Continue the text on mobile phones in business, starting after its last sentence.

Source ::
════════════════════
In business, mobile phones used to be good for one thing - keeping in touch with people by phone when you were on the road or working at a location other than the office. You may or may not remember car phones - I used to have one when I worked for Nike and drove 90,000 miles a year. It was attached to the car and clunky as hell, but felt very cool at the time.
Then phones became truly mobile and we started being able to send and receive email, texts, and organise our diaries. Then came colour displays, phones that were also cameras, and... well you know the rest.
Although mobile phones are everywhere (according to Ofcom statistics, 89% of the UK population now has a mobile phone), I wonder if we still realise the true significance of this piece of kit and where mobile is leading us. It's a quiet revolution easily as transformational as the internet itself.
Smartphone penetration may not yet have reached critical mass in the UK, (although a June 2010 AOP Digital Landscape Report found that smartphone usage is up 70% and growing fast in the UK). Some say that smartphones are the key to the growth of ecommerce. Geo-social services may still be fragmented, unreliable and seen as somewhat niche, but personally I see this having a bright future. Meanwhile we are still debating whether mobile internet or apps will be the key drivers of all this. And whether connectivity can keep up with the speed of developments in handsets, I don't know.
════════════════════
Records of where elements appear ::
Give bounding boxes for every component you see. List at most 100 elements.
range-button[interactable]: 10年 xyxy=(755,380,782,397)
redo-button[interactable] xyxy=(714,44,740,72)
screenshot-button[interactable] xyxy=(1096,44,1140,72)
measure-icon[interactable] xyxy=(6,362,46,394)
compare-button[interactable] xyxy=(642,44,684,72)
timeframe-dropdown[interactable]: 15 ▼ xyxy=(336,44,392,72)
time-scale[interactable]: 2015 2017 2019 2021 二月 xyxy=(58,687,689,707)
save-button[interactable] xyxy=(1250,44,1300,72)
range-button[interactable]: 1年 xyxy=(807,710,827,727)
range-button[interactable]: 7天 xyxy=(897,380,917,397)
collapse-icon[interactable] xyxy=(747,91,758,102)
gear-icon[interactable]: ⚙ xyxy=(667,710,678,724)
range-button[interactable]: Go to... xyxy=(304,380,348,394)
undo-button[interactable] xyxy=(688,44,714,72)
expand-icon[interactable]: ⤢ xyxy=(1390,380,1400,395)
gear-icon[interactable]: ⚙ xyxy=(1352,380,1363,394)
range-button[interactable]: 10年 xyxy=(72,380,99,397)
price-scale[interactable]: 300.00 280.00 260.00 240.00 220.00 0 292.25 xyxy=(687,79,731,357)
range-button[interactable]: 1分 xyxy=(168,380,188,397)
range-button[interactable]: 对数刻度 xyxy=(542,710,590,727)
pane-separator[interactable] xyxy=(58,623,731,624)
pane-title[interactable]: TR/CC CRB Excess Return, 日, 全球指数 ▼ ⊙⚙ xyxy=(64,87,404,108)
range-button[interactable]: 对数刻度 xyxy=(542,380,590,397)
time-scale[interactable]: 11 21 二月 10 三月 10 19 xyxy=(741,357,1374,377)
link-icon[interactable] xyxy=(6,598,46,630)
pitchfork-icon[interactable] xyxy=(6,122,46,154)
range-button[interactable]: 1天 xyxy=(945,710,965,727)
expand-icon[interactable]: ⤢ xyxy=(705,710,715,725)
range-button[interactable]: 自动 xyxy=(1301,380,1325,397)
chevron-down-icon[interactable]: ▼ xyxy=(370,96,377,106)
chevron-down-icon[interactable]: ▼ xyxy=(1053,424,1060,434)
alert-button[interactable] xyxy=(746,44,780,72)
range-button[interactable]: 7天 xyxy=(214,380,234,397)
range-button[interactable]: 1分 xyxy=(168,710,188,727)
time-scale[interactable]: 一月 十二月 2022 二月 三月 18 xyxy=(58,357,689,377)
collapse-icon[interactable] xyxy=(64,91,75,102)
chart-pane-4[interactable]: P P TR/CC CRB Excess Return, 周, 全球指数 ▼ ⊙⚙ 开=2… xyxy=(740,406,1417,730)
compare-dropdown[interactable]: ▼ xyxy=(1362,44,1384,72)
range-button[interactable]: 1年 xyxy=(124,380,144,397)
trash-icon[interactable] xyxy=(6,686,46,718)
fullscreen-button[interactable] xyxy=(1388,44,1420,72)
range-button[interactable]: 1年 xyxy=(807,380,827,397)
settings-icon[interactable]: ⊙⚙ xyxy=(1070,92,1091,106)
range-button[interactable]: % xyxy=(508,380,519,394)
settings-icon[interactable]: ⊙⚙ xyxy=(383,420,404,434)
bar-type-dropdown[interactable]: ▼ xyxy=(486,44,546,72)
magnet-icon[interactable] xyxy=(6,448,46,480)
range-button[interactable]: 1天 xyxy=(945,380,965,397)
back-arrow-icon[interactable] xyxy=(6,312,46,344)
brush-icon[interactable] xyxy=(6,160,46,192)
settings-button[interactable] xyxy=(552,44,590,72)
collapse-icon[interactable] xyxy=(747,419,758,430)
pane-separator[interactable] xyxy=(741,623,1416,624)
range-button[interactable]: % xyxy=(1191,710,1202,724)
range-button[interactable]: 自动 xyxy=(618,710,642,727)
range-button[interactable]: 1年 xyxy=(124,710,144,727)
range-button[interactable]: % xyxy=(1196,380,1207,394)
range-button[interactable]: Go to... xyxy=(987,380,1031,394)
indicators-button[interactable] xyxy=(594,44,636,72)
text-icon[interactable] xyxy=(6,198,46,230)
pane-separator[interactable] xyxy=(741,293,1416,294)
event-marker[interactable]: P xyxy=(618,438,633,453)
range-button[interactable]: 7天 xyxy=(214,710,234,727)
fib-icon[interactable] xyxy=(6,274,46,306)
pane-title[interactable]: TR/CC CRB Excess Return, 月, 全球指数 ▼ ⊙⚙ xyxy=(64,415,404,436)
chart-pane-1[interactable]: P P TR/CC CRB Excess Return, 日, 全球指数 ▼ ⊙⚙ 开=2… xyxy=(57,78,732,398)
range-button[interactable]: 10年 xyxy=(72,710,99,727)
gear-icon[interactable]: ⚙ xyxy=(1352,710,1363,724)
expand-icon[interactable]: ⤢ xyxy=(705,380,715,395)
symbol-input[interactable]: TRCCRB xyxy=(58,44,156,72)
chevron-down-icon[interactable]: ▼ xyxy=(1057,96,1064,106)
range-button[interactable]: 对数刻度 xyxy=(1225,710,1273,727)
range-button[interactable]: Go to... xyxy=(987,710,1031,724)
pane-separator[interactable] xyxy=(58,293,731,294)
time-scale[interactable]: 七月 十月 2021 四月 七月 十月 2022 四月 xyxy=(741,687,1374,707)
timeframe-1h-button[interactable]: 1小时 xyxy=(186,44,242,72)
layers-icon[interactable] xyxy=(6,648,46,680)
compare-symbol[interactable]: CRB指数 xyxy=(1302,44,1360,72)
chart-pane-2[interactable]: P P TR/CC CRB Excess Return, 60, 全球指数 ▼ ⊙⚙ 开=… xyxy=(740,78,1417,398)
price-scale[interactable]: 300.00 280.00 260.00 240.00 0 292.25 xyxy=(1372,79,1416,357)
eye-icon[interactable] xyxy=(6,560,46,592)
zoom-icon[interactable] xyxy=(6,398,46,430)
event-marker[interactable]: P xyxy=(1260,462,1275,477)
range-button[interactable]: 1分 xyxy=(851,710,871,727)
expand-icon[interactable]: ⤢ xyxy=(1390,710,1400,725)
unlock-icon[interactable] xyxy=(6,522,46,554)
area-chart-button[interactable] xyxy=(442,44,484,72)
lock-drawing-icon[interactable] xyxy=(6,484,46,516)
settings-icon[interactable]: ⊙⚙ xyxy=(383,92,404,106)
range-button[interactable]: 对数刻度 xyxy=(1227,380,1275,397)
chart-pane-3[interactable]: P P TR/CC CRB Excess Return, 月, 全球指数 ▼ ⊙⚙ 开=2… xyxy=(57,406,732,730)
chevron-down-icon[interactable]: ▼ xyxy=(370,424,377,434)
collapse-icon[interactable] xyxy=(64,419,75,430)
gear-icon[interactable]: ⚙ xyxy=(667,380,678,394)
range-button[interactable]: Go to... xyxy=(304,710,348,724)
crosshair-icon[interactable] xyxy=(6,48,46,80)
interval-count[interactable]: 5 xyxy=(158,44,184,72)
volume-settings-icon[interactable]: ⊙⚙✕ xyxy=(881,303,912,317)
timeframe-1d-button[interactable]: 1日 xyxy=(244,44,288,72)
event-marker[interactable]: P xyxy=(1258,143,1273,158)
════════════════════
Answer to the task ::
But I am sure that in not that many years to come, more of us will use mobile devices in preference to computers, however thin or lightweight they may be. The desktop computer will be relegated to the museum and we will marvel at the weight and clunkiness of the iPad much as today's digital natives may wonder how public phone boxes ever served a useful purpose.
When 'social' ceases to be an eclectic add-on to a marketing strategy but instead a taken-for-granted, essential part of business culture, mobile will be there at the forefront.
Do you agree?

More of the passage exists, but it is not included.